##### Supplied data #####

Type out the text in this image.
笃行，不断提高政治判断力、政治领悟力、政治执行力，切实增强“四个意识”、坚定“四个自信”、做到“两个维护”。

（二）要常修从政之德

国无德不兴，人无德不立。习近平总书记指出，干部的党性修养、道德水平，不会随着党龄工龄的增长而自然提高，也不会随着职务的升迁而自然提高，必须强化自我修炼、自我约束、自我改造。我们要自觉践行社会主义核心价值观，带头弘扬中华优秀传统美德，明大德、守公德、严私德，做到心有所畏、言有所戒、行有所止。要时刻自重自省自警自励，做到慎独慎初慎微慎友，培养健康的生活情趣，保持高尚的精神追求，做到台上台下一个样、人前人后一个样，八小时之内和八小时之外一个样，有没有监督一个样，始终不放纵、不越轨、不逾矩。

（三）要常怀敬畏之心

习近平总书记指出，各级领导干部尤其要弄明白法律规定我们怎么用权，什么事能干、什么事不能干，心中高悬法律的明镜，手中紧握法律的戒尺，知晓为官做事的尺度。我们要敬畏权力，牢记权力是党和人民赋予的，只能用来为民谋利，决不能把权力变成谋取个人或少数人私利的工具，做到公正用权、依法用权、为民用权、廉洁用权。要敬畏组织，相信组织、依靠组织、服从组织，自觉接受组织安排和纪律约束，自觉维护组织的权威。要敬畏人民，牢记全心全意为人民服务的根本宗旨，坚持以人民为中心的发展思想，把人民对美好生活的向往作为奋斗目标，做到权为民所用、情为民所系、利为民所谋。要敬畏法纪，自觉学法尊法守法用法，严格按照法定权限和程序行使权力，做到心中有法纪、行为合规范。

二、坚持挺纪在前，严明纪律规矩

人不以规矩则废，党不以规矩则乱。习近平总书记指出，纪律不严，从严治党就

#####
##### Supplied data #####

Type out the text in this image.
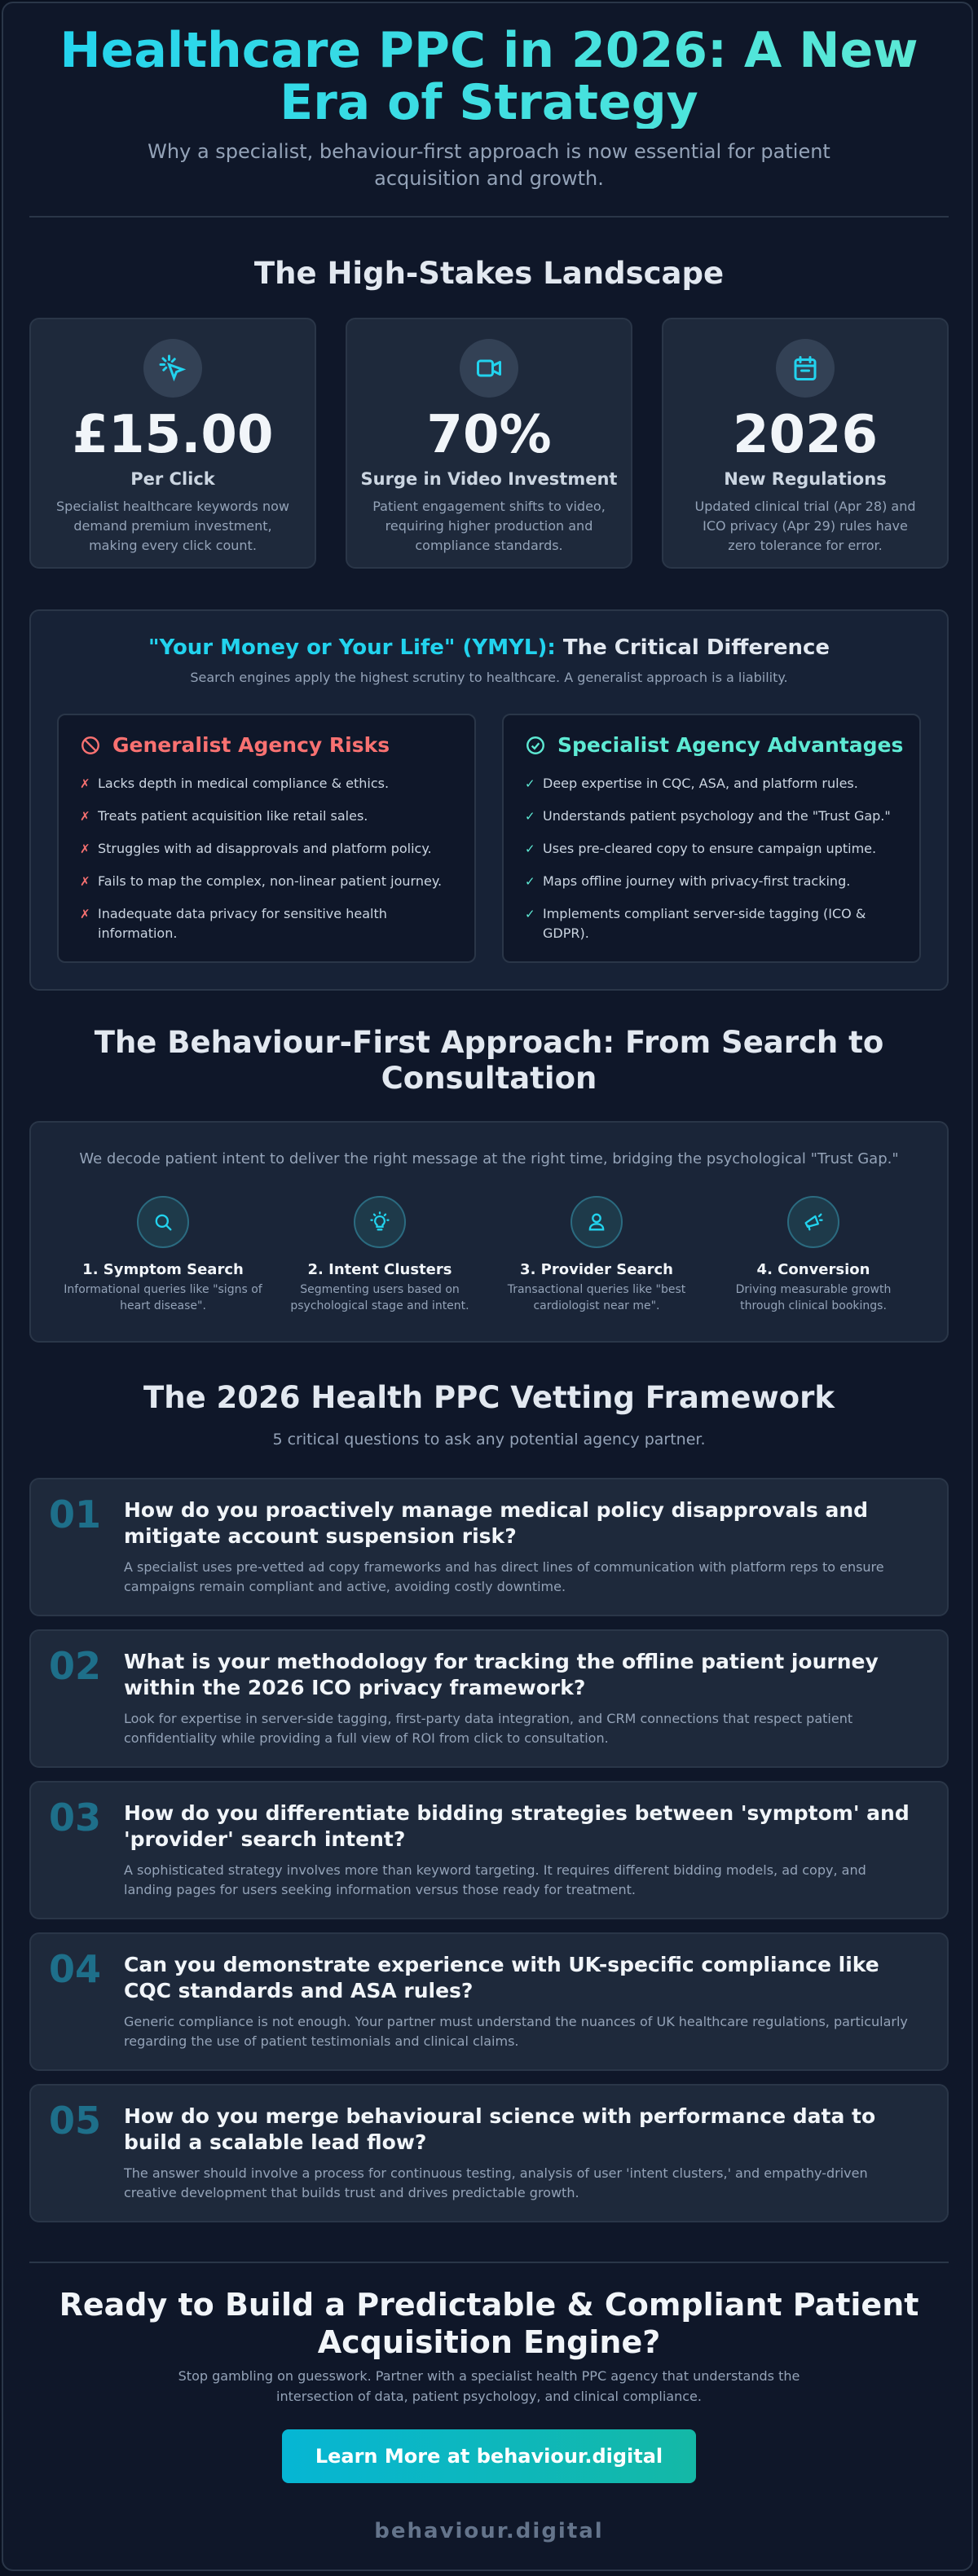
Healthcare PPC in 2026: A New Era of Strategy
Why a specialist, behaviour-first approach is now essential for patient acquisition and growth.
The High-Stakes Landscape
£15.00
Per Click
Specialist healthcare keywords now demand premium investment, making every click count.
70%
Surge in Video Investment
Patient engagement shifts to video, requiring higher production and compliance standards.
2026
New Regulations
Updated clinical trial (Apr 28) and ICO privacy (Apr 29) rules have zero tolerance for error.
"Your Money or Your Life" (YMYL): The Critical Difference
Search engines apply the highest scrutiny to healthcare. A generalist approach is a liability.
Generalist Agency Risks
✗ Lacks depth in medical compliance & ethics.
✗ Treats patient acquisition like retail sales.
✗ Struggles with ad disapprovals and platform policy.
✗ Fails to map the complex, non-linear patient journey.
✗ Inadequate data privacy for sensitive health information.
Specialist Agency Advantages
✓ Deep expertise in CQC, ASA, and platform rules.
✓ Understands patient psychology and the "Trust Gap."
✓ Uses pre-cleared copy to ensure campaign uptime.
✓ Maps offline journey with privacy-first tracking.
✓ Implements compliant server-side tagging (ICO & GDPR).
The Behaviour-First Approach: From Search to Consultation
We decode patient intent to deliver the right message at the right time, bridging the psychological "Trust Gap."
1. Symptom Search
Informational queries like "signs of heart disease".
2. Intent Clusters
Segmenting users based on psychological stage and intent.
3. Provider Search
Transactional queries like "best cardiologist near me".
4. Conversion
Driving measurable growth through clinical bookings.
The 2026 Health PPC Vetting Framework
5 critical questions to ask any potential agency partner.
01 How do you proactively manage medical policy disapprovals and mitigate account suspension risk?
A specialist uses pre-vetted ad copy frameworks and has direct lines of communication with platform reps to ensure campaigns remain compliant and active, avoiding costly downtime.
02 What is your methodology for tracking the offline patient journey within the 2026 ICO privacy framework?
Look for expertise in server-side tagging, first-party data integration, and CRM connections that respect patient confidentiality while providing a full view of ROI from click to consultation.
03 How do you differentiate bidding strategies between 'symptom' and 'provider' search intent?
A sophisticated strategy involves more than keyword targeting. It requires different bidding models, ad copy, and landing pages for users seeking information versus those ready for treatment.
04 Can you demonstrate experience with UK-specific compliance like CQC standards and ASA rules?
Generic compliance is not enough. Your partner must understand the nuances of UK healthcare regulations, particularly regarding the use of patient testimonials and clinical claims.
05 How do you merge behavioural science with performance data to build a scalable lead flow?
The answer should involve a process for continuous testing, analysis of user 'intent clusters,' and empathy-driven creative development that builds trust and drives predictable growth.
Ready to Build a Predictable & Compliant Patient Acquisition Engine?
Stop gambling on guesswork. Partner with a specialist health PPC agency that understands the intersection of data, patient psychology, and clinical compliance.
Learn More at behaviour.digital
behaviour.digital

#####

Select the lines in this material that hold the word "journey", leaving none out.

Task solution:
✗ Fails to map the complex, non-linear patient journey.
✓ Maps offline journey with privacy-first tracking.
02 What is your methodology for tracking the offline patient journey within the 2026 ICO privacy framework?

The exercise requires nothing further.